**EXERCISE TASK:** Go through the records and show each line where the word "other" occurs.

**RECORDS FOR THE TASK:**

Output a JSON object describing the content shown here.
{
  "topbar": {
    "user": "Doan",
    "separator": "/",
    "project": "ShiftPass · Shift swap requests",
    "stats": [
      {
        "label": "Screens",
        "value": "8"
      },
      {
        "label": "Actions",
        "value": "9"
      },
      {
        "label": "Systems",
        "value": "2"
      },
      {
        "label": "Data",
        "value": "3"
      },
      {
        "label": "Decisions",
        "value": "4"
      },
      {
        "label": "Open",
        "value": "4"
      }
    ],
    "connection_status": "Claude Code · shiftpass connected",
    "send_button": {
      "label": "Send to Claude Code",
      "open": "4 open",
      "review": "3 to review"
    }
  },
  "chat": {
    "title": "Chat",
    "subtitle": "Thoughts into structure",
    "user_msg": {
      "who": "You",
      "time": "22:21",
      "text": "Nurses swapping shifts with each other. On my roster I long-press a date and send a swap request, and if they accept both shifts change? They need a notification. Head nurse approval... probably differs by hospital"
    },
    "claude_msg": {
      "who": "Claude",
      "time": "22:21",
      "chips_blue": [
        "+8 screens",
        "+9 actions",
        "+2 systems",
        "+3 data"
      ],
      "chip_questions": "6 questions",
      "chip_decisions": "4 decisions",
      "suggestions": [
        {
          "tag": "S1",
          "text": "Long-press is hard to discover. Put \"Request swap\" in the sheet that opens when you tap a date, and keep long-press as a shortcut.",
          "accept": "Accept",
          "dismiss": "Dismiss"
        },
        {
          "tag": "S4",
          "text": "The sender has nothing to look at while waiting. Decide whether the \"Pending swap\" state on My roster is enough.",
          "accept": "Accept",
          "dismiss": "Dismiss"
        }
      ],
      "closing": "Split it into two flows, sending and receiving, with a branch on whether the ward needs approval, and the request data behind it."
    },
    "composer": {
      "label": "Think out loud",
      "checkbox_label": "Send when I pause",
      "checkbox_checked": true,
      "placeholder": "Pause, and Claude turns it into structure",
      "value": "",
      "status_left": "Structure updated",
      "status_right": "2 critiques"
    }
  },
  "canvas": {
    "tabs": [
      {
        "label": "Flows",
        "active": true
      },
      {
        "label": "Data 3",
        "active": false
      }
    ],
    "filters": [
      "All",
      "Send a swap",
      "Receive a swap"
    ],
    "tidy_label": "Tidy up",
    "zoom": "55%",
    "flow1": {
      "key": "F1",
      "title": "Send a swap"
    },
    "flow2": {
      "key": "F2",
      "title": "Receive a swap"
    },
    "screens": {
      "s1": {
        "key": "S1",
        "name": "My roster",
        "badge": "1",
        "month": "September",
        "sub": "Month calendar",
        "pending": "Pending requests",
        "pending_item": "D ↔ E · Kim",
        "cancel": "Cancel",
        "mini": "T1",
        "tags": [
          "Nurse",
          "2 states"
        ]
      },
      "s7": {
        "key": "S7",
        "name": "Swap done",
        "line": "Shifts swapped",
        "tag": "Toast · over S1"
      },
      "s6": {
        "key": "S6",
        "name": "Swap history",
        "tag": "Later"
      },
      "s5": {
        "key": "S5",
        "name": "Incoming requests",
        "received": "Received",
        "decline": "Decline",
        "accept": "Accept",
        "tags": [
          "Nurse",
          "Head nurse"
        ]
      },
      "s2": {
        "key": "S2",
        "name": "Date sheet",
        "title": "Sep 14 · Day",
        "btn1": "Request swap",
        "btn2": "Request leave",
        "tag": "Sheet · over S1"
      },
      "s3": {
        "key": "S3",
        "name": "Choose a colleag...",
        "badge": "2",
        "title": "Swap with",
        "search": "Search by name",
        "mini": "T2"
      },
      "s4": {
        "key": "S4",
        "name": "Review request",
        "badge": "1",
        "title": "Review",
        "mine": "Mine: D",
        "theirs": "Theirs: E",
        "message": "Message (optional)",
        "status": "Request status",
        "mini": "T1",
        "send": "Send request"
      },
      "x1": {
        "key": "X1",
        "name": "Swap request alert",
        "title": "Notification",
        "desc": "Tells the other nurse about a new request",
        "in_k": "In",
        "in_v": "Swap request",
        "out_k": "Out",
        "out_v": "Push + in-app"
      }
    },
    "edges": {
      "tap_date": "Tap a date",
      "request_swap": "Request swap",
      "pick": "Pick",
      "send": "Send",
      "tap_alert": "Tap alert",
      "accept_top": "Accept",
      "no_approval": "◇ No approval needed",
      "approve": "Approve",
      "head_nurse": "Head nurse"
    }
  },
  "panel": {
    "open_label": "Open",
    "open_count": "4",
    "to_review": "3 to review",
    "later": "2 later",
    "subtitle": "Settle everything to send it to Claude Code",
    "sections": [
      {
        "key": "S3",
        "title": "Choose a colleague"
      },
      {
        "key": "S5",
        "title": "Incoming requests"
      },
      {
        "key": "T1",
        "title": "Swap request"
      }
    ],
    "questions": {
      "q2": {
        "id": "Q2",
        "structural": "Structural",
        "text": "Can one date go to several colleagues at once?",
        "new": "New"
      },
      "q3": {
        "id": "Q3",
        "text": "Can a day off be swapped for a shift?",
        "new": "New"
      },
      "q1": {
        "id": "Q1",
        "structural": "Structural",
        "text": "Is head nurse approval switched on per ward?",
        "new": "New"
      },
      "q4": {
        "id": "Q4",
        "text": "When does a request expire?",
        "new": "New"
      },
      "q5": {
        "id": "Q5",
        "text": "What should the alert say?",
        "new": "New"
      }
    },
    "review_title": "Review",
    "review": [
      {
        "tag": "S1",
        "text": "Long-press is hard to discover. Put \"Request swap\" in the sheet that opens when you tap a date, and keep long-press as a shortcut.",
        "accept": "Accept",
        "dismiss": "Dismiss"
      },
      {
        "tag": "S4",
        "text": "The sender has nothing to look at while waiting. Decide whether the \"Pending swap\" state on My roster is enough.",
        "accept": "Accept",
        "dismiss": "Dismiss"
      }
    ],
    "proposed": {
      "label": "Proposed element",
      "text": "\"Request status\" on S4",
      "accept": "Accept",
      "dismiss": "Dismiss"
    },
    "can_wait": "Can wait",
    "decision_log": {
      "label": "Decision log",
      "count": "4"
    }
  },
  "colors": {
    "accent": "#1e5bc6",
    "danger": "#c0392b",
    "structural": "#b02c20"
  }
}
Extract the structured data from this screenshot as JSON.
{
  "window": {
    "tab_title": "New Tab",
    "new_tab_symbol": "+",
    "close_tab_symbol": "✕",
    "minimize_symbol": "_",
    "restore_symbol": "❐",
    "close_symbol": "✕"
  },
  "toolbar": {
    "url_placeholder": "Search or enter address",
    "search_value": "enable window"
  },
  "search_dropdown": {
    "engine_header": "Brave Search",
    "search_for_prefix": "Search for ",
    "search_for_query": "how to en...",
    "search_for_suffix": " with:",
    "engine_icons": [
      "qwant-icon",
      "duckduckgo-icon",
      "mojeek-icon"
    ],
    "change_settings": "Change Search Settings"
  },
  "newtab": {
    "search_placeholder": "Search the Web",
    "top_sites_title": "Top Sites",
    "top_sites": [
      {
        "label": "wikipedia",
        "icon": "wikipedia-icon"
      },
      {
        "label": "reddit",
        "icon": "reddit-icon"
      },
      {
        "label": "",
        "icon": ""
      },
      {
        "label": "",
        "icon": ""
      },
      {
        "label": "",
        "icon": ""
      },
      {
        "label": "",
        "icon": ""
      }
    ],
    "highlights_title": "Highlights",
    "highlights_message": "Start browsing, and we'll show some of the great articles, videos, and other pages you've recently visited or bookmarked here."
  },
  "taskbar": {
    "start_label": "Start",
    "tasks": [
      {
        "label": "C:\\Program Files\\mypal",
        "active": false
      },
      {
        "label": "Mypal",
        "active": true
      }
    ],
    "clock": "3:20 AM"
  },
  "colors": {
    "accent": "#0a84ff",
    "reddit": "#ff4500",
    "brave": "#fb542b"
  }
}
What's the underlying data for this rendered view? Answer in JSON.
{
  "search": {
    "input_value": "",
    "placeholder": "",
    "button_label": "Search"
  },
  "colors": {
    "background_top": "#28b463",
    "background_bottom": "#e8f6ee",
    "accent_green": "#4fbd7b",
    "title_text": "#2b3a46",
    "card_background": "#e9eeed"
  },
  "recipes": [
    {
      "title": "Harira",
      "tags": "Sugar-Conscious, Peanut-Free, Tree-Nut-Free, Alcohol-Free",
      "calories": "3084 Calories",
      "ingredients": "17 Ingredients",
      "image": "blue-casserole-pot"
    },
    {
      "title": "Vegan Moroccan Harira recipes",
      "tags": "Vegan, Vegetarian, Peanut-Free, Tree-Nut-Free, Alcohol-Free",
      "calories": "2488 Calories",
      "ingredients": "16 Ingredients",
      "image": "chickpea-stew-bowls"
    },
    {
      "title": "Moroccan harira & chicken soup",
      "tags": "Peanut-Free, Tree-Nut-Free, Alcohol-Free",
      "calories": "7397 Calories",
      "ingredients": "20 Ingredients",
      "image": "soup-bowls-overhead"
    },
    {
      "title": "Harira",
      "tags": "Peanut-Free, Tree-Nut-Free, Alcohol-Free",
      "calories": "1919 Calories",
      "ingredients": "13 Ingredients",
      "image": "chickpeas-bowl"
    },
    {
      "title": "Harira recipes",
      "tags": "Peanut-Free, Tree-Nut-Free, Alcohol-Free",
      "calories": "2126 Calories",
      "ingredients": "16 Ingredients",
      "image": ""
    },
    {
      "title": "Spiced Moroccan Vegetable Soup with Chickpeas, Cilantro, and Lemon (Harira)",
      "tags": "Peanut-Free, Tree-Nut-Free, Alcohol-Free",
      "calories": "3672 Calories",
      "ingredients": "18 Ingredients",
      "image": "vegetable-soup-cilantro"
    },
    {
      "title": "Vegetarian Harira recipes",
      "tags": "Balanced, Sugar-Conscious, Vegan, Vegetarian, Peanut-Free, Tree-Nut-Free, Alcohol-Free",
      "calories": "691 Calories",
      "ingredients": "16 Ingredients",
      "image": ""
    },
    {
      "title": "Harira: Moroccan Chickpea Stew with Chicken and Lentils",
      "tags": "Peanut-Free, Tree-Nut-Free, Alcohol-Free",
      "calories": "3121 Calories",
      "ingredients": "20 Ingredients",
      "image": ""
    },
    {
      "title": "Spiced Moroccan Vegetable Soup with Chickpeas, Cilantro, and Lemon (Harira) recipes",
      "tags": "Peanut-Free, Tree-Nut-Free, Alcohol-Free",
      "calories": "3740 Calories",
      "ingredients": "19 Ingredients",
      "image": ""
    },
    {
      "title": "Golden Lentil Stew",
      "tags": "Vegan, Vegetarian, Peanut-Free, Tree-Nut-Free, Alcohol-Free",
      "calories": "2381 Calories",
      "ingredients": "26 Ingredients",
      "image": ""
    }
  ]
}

**TASK RESULT:**
      "text": "Nurses swapping shifts with each other. On my roster I long-press a date and send a swap request, and if they accept both shifts change? They need a notification. Head nurse approval... probably differs by hospital"
        "desc": "Tells the other nurse about a new request",
    "highlights_message": "Start browsing, and we'll show some of the great articles, videos, and other pages you've recently visited or bookmarked here."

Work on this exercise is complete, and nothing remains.